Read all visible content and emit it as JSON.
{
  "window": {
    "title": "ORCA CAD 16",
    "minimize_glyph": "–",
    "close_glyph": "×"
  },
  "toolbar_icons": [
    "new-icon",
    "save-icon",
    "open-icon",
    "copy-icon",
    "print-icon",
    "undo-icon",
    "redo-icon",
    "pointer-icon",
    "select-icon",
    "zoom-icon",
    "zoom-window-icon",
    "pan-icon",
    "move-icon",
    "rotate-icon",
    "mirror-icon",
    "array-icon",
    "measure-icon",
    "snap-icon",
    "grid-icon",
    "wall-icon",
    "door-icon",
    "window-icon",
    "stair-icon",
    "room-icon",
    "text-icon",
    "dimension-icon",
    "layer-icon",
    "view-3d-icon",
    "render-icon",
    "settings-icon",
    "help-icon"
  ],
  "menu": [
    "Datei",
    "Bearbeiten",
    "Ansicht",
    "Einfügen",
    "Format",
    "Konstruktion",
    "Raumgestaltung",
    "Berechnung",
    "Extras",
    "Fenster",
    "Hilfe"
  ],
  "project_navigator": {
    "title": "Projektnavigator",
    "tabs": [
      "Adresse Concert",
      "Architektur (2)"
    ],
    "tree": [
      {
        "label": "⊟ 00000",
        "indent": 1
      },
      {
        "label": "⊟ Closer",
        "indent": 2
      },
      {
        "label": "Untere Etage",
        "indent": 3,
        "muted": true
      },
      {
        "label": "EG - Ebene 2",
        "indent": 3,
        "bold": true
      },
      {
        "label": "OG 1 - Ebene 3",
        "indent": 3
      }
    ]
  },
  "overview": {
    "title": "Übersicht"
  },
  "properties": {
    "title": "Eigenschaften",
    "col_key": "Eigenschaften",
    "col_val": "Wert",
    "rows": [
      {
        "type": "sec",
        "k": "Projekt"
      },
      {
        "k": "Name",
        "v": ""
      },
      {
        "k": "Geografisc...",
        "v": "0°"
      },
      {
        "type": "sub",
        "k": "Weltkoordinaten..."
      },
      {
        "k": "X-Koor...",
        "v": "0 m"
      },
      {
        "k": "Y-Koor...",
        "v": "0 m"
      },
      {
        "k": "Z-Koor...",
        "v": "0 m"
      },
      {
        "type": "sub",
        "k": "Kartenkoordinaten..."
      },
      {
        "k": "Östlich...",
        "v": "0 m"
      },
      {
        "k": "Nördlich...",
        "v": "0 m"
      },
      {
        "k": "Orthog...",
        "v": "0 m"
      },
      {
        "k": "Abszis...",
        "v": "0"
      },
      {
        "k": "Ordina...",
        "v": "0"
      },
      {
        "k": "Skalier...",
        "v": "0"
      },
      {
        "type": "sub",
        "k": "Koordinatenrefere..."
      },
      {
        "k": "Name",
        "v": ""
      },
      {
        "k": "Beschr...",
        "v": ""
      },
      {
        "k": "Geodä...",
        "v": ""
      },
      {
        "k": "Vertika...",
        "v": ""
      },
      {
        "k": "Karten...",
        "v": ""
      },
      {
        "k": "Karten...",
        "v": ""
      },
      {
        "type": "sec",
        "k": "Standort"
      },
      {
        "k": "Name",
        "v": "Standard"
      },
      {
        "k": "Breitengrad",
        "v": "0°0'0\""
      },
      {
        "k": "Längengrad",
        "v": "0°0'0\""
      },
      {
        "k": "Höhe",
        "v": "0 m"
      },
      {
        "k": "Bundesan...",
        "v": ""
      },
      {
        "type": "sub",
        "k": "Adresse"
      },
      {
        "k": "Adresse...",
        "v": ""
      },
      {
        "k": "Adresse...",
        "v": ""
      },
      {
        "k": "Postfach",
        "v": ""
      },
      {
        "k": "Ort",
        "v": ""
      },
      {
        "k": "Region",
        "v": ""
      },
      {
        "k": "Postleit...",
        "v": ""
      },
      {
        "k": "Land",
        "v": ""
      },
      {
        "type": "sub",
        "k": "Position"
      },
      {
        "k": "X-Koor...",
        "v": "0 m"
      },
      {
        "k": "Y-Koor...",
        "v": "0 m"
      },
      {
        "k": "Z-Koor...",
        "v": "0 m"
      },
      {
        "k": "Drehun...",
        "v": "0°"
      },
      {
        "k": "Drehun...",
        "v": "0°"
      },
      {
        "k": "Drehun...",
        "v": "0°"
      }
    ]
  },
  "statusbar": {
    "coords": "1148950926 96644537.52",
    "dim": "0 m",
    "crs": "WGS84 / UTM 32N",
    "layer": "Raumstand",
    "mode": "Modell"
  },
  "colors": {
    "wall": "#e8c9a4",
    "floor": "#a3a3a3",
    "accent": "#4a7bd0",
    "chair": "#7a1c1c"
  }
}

* * * * * * *

Where a line of the material above holds the string "indent", copy that line.

Final result »
        "indent": 1
        "indent": 2
        "indent": 3,
        "indent": 3,
        "indent": 3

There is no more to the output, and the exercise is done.